What you need to do
Quote the entries in full, character for character, without their images.

Data supplied
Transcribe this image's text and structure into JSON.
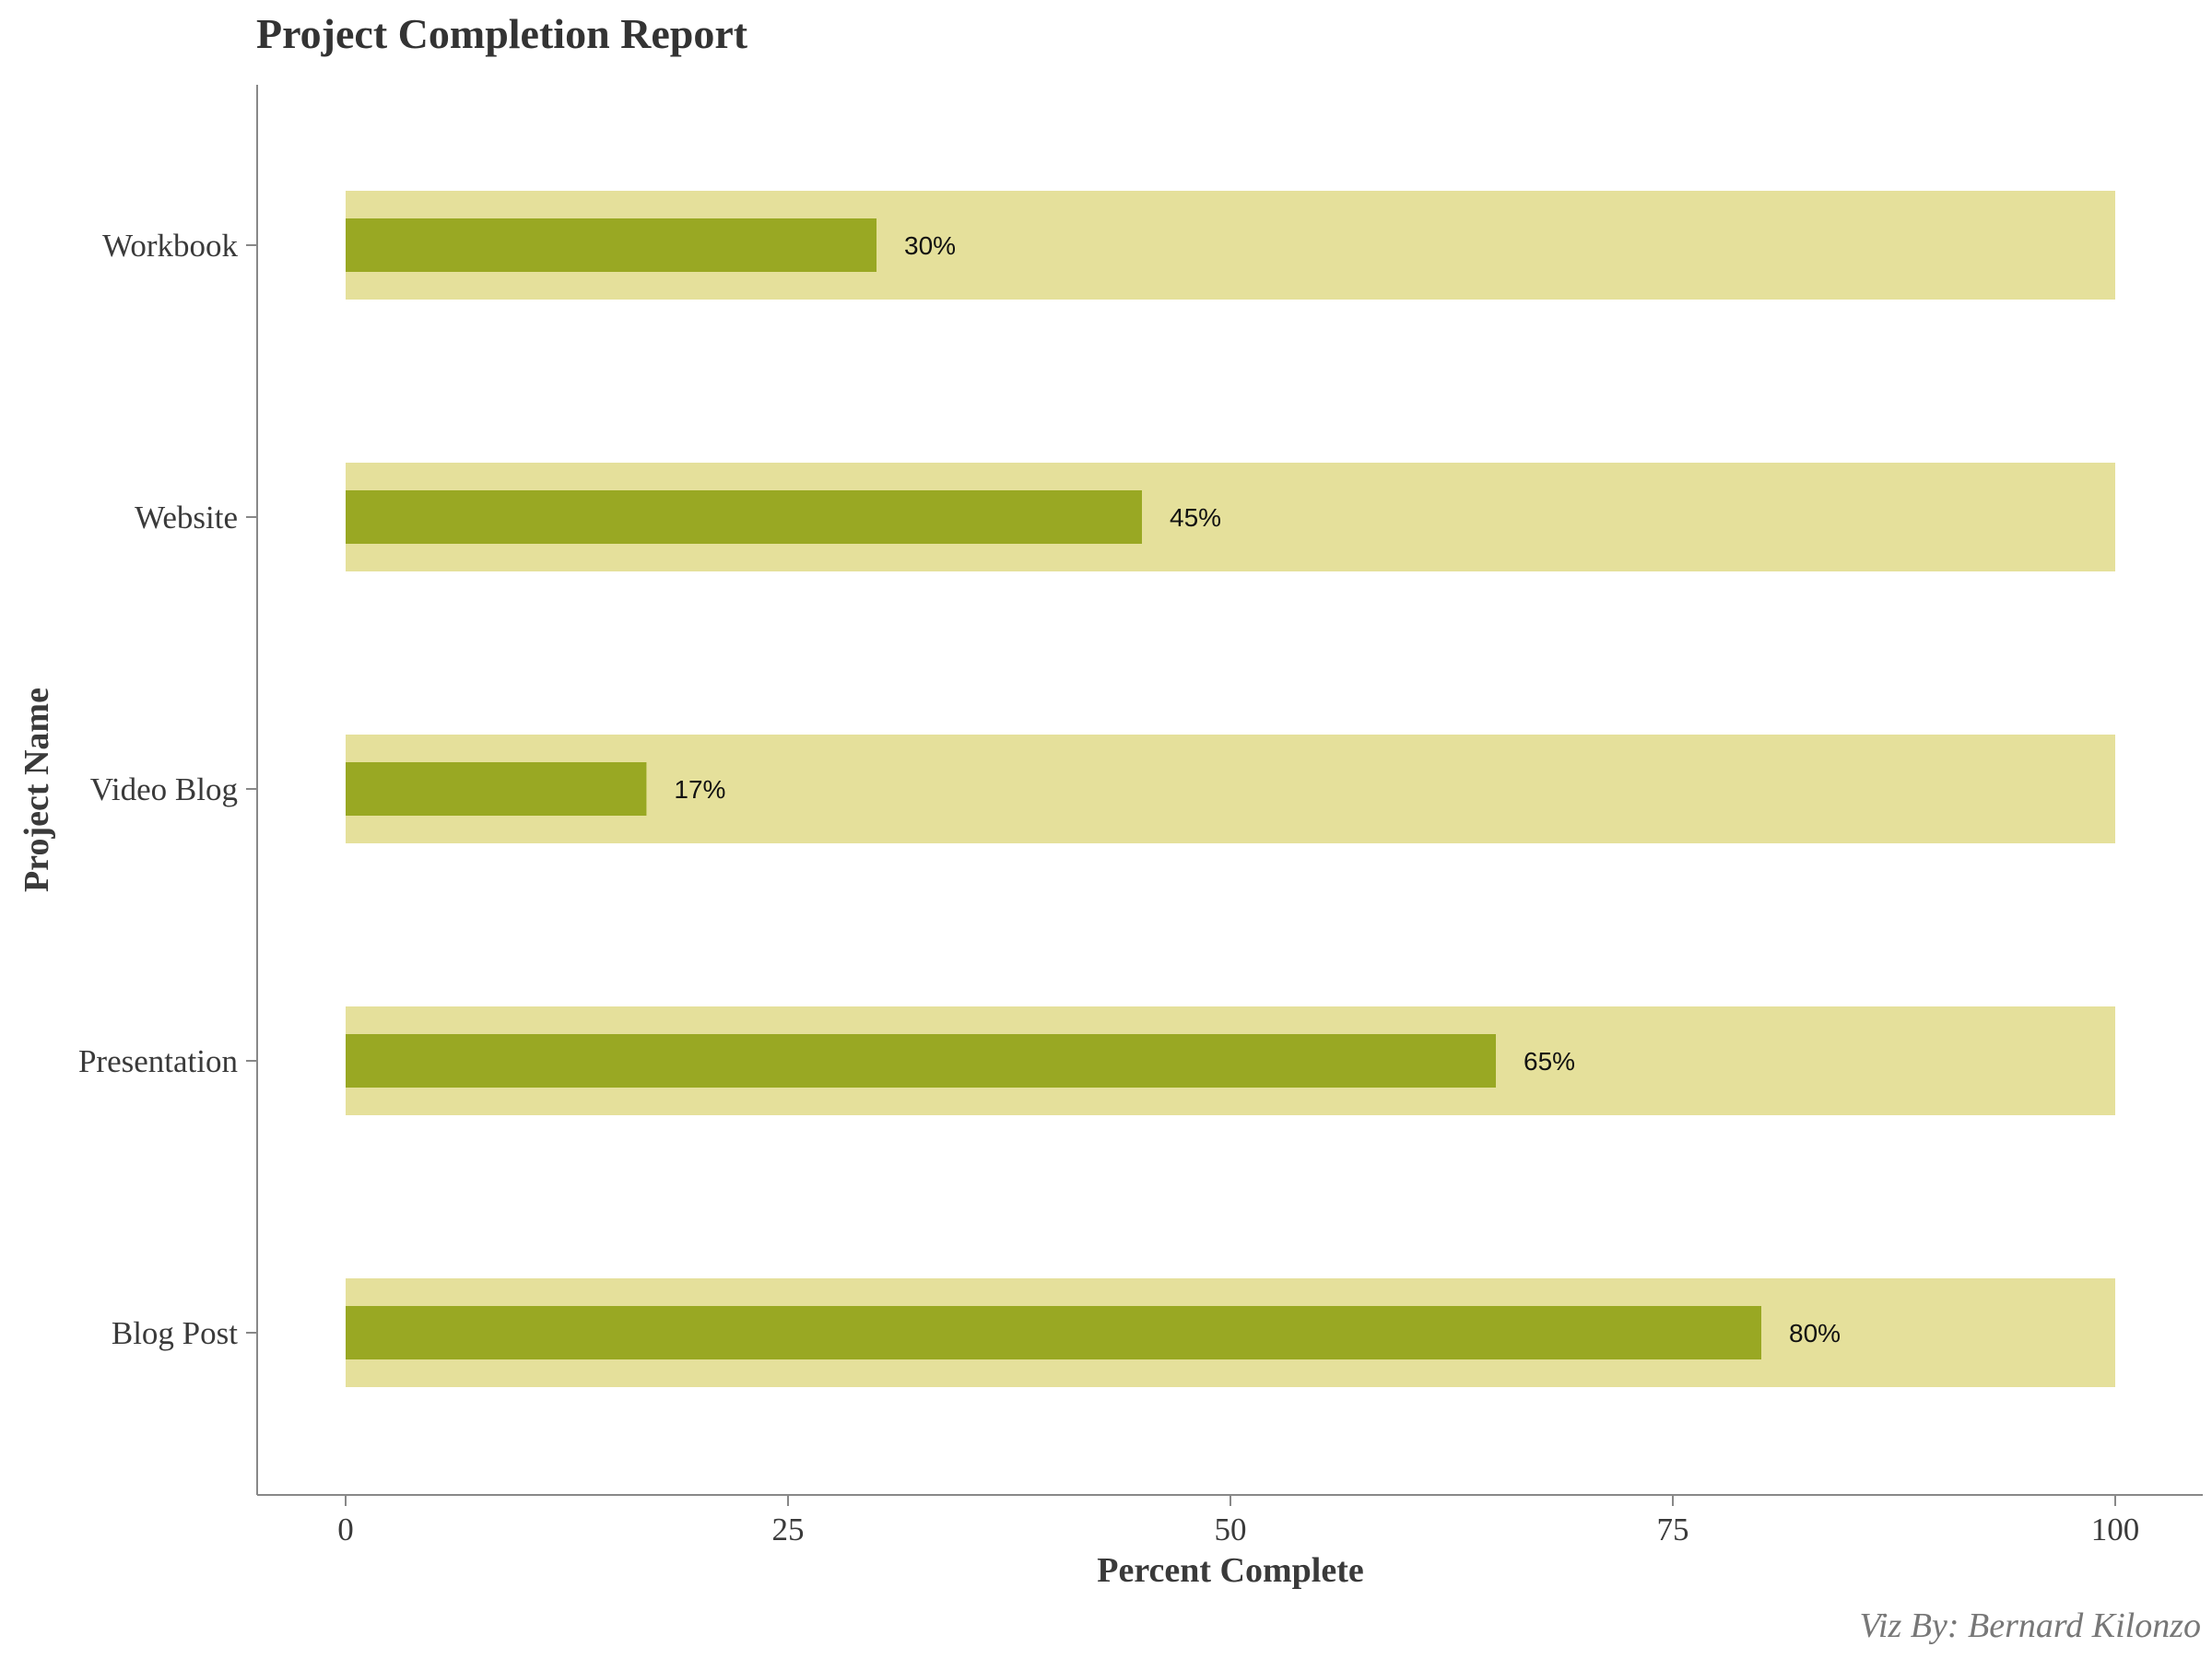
{
  "chart_data": {
    "type": "bar",
    "orientation": "horizontal",
    "title": "Project Completion Report",
    "xlabel": "Percent Complete",
    "ylabel": "Project Name",
    "categories": [
      "Workbook",
      "Website",
      "Video Blog",
      "Presentation",
      "Blog Post"
    ],
    "series": [
      {
        "values": [
          100,
          100,
          100,
          100,
          100
        ]
      },
      {
        "values": [
          30,
          45,
          17,
          65,
          80
        ]
      }
    ],
    "data_labels": [
      "30%",
      "45%",
      "17%",
      "65%",
      "80%"
    ],
    "xlim": [
      0,
      100
    ],
    "xticks": [
      0,
      25,
      50,
      75,
      100
    ],
    "xtick_labels": [
      "0",
      "25",
      "50",
      "75",
      "100"
    ],
    "grid": false,
    "caption": "Viz By: Bernard Kilonzo",
    "colors": {
      "background_bar": "#e5e09b",
      "progress_bar": "#99a823",
      "axis": "#888888"
    }
  }
}
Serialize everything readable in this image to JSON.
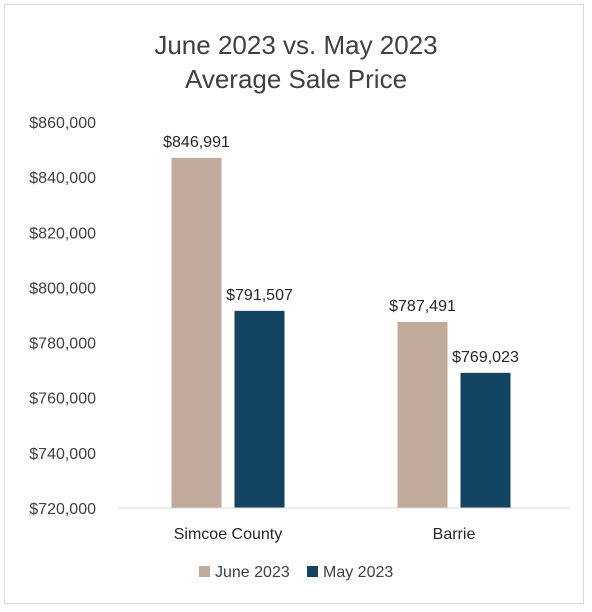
{
  "chart_data": {
    "type": "bar",
    "title_lines": [
      "June 2023 vs. May 2023",
      "Average Sale Price"
    ],
    "categories": [
      "Simcoe County",
      "Barrie"
    ],
    "series": [
      {
        "name": "June 2023",
        "color": "#c0aa9b",
        "values": [
          846991,
          787491
        ],
        "labels": [
          "$846,991",
          "$787,491"
        ]
      },
      {
        "name": "May 2023",
        "color": "#134563",
        "values": [
          791507,
          769023
        ],
        "labels": [
          "$791,507",
          "$769,023"
        ]
      }
    ],
    "ylim": [
      720000,
      860000
    ],
    "yticks": [
      720000,
      740000,
      760000,
      780000,
      800000,
      820000,
      840000,
      860000
    ],
    "ytick_labels": [
      "$720,000",
      "$740,000",
      "$760,000",
      "$780,000",
      "$800,000",
      "$820,000",
      "$840,000",
      "$860,000"
    ],
    "grid": false,
    "legend_position": "bottom",
    "axis_color": "#d9d9d9"
  }
}
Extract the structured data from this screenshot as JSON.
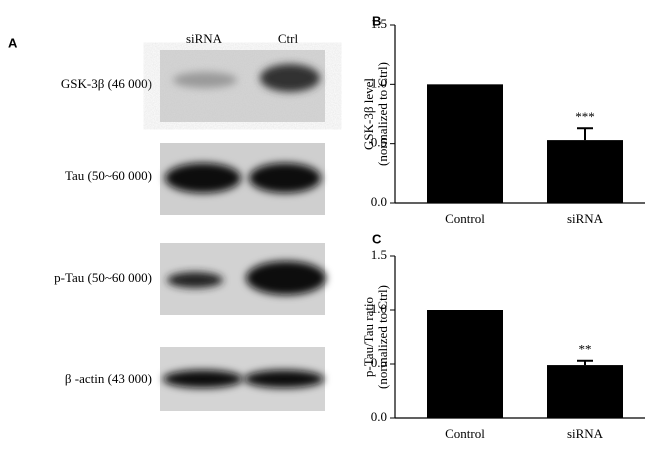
{
  "panel_a": {
    "label": "A",
    "columns": [
      "siRNA",
      "Ctrl"
    ],
    "rows": [
      "GSK-3β (46 000)",
      "Tau (50~60 000)",
      "p-Tau (50~60 000)",
      "β -actin (43 000)"
    ]
  },
  "chart_data": [
    {
      "type": "bar",
      "panel": "B",
      "ylabel": [
        "GSK-3β level",
        "(normalized to Ctrl)"
      ],
      "categories": [
        "Control",
        "siRNA"
      ],
      "values": [
        1.0,
        0.53
      ],
      "errors": [
        null,
        0.1
      ],
      "annotations": [
        null,
        "***"
      ],
      "color": "#000000",
      "ylim": [
        0,
        1.5
      ],
      "yticks": [
        {
          "value": 0,
          "label": "0.0"
        },
        0.5,
        {
          "value": 1,
          "label": "1.0"
        },
        1.5
      ]
    },
    {
      "type": "bar",
      "panel": "C",
      "ylabel": [
        "p-Tau/Tau ratio",
        "(normalized to Ctrl)"
      ],
      "categories": [
        "Control",
        "siRNA"
      ],
      "values": [
        1.0,
        0.49
      ],
      "errors": [
        null,
        0.04
      ],
      "annotations": [
        null,
        "**"
      ],
      "color": "#000000",
      "ylim": [
        0,
        1.5
      ],
      "yticks": [
        {
          "value": 0,
          "label": "0.0"
        },
        0.5,
        {
          "value": 1,
          "label": "1.0"
        },
        1.5
      ]
    }
  ]
}
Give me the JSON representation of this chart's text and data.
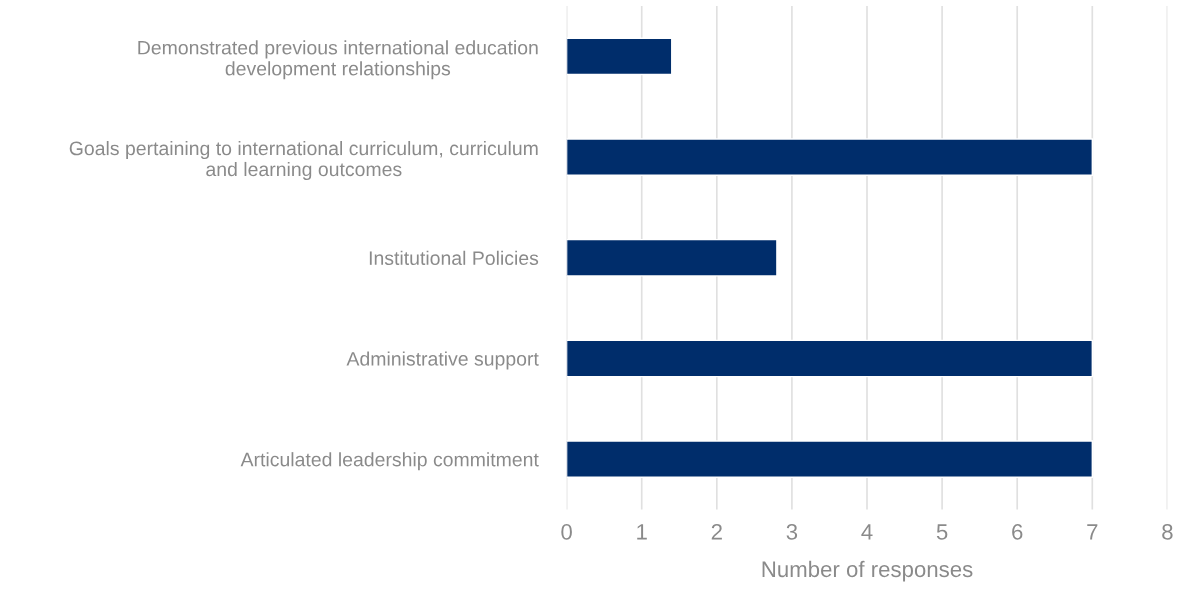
{
  "chart_data": {
    "type": "bar",
    "orientation": "horizontal",
    "xlabel": "Number of responses",
    "categories": [
      "Demonstrated previous international education\ndevelopment relationships",
      "Goals pertaining to international curriculum, curriculum\nand learning outcomes",
      "Institutional Policies",
      "Administrative support",
      "Articulated leadership commitment"
    ],
    "values": [
      1.4,
      7,
      2.8,
      7,
      7
    ],
    "color": "#002d6b",
    "xlim": [
      0,
      8
    ],
    "xticks": [
      0,
      1,
      2,
      3,
      4,
      5,
      6,
      7,
      8
    ],
    "grid": "x"
  }
}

Exercise answer
Transcribe this image's text and structure into JSON.
{
  "chart_data": {
    "type": "bar",
    "orientation": "horizontal",
    "title": "Project Completion Report",
    "xlabel": "Percent Complete",
    "ylabel": "Project Name",
    "categories": [
      "Workbook",
      "Website",
      "Video Blog",
      "Presentation",
      "Blog Post"
    ],
    "series": [
      {
        "values": [
          100,
          100,
          100,
          100,
          100
        ]
      },
      {
        "values": [
          30,
          45,
          17,
          65,
          80
        ]
      }
    ],
    "data_labels": [
      "30%",
      "45%",
      "17%",
      "65%",
      "80%"
    ],
    "xlim": [
      0,
      100
    ],
    "xticks": [
      0,
      25,
      50,
      75,
      100
    ],
    "xtick_labels": [
      "0",
      "25",
      "50",
      "75",
      "100"
    ],
    "grid": false,
    "caption": "Viz By: Bernard Kilonzo",
    "colors": {
      "background_bar": "#e5e09b",
      "progress_bar": "#99a823",
      "axis": "#888888"
    }
  }
}
Serialize everything readable in this image to JSON.
{
  "chart_data": {
    "type": "bar",
    "title_lines": [
      "June 2023 vs. May 2023",
      "Average Sale Price"
    ],
    "categories": [
      "Simcoe County",
      "Barrie"
    ],
    "series": [
      {
        "name": "June 2023",
        "color": "#c0aa9b",
        "values": [
          846991,
          787491
        ],
        "labels": [
          "$846,991",
          "$787,491"
        ]
      },
      {
        "name": "May 2023",
        "color": "#134563",
        "values": [
          791507,
          769023
        ],
        "labels": [
          "$791,507",
          "$769,023"
        ]
      }
    ],
    "ylim": [
      720000,
      860000
    ],
    "yticks": [
      720000,
      740000,
      760000,
      780000,
      800000,
      820000,
      840000,
      860000
    ],
    "ytick_labels": [
      "$720,000",
      "$740,000",
      "$760,000",
      "$780,000",
      "$800,000",
      "$820,000",
      "$840,000",
      "$860,000"
    ],
    "grid": false,
    "legend_position": "bottom",
    "axis_color": "#d9d9d9"
  }
}
Extract the structured data from this screenshot as JSON.
{
  "panel_a": {
    "label": "A",
    "columns": [
      "siRNA",
      "Ctrl"
    ],
    "rows": [
      "GSK-3β (46 000)",
      "Tau (50~60 000)",
      "p-Tau (50~60 000)",
      "β -actin (43 000)"
    ]
  },
  "chart_data": [
    {
      "type": "bar",
      "panel": "B",
      "ylabel": [
        "GSK-3β level",
        "(normalized to Ctrl)"
      ],
      "categories": [
        "Control",
        "siRNA"
      ],
      "values": [
        1.0,
        0.53
      ],
      "errors": [
        null,
        0.1
      ],
      "annotations": [
        null,
        "***"
      ],
      "color": "#000000",
      "ylim": [
        0,
        1.5
      ],
      "yticks": [
        {
          "value": 0,
          "label": "0.0"
        },
        0.5,
        {
          "value": 1,
          "label": "1.0"
        },
        1.5
      ]
    },
    {
      "type": "bar",
      "panel": "C",
      "ylabel": [
        "p-Tau/Tau ratio",
        "(normalized to Ctrl)"
      ],
      "categories": [
        "Control",
        "siRNA"
      ],
      "values": [
        1.0,
        0.49
      ],
      "errors": [
        null,
        0.04
      ],
      "annotations": [
        null,
        "**"
      ],
      "color": "#000000",
      "ylim": [
        0,
        1.5
      ],
      "yticks": [
        {
          "value": 0,
          "label": "0.0"
        },
        0.5,
        {
          "value": 1,
          "label": "1.0"
        },
        1.5
      ]
    }
  ]
}
Give me the JSON representation of this chart's text and data.
{
  "chart_data": {
    "type": "bar",
    "orientation": "horizontal",
    "xlabel": "Number of responses",
    "categories": [
      "Demonstrated previous international education\ndevelopment relationships",
      "Goals pertaining to international curriculum, curriculum\nand learning outcomes",
      "Institutional Policies",
      "Administrative support",
      "Articulated leadership commitment"
    ],
    "values": [
      1.4,
      7,
      2.8,
      7,
      7
    ],
    "color": "#002d6b",
    "xlim": [
      0,
      8
    ],
    "xticks": [
      0,
      1,
      2,
      3,
      4,
      5,
      6,
      7,
      8
    ],
    "grid": "x"
  }
}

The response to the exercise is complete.